___ Source data
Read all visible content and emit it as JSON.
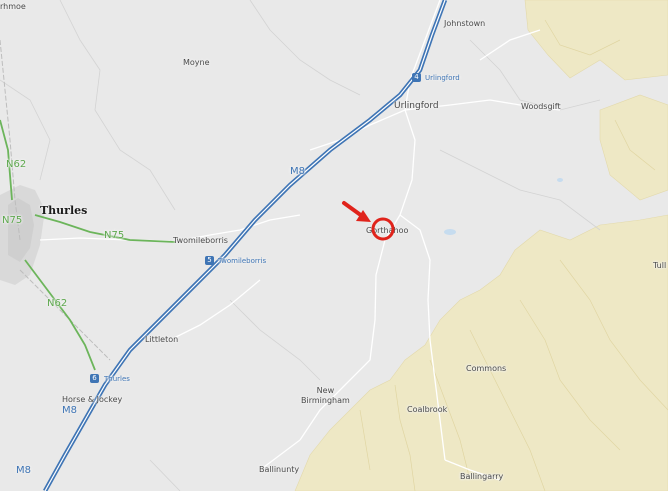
{
  "map": {
    "places": {
      "rahmoe": "rhmoe",
      "johnstown": "Johnstown",
      "moyne": "Moyne",
      "urlingford": "Urlingford",
      "woodsgift": "Woodsgift",
      "thurles": "Thurles",
      "twomileborris": "Twomileborris",
      "gorthahoo": "Gorthahoo",
      "tull": "Tull",
      "littleton": "Littleton",
      "commons": "Commons",
      "horse_jockey": "Horse & Jockey",
      "new_birmingham": "New\nBirmingham",
      "coalbrook": "Coalbrook",
      "ballinunty": "Ballinunty",
      "ballingarry": "Ballingarry"
    },
    "roads": {
      "m8_a": "M8",
      "m8_b": "M8",
      "m8_c": "M8",
      "n62_a": "N62",
      "n62_b": "N62",
      "n75_a": "N75",
      "n75_b": "N75"
    },
    "junctions": {
      "urlingford": {
        "number": "4",
        "name": "Urlingford"
      },
      "twomileborris": {
        "number": "5",
        "name": "Twomileborris"
      },
      "thurles": {
        "number": "6",
        "name": "Thurles"
      }
    },
    "marker": {
      "type": "red circle with arrow",
      "color": "#e0231b"
    },
    "colors": {
      "background": "#e9e9e9",
      "motorway": "#3f75b5",
      "national_road": "#5ea84e",
      "hills": "#efe8c4",
      "town": "#d8d8d8"
    }
  }
}
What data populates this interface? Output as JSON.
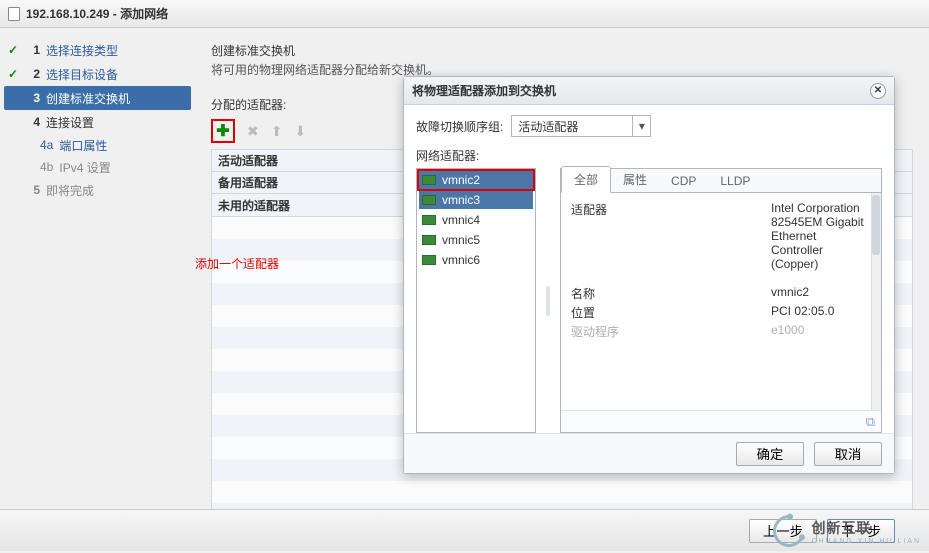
______
What is being asked
Omit any images, then output the listing exactly.

Full answer
Read all visible content and emit it as JSON.
{
  "map": {
    "places": {
      "rahmoe": "rhmoe",
      "johnstown": "Johnstown",
      "moyne": "Moyne",
      "urlingford": "Urlingford",
      "woodsgift": "Woodsgift",
      "thurles": "Thurles",
      "twomileborris": "Twomileborris",
      "gorthahoo": "Gorthahoo",
      "tull": "Tull",
      "littleton": "Littleton",
      "commons": "Commons",
      "horse_jockey": "Horse & Jockey",
      "new_birmingham": "New\nBirmingham",
      "coalbrook": "Coalbrook",
      "ballinunty": "Ballinunty",
      "ballingarry": "Ballingarry"
    },
    "roads": {
      "m8_a": "M8",
      "m8_b": "M8",
      "m8_c": "M8",
      "n62_a": "N62",
      "n62_b": "N62",
      "n75_a": "N75",
      "n75_b": "N75"
    },
    "junctions": {
      "urlingford": {
        "number": "4",
        "name": "Urlingford"
      },
      "twomileborris": {
        "number": "5",
        "name": "Twomileborris"
      },
      "thurles": {
        "number": "6",
        "name": "Thurles"
      }
    },
    "marker": {
      "type": "red circle with arrow",
      "color": "#e0231b"
    },
    "colors": {
      "background": "#e9e9e9",
      "motorway": "#3f75b5",
      "national_road": "#5ea84e",
      "hills": "#efe8c4",
      "town": "#d8d8d8"
    }
  }
}
What data populates this interface? Output as JSON.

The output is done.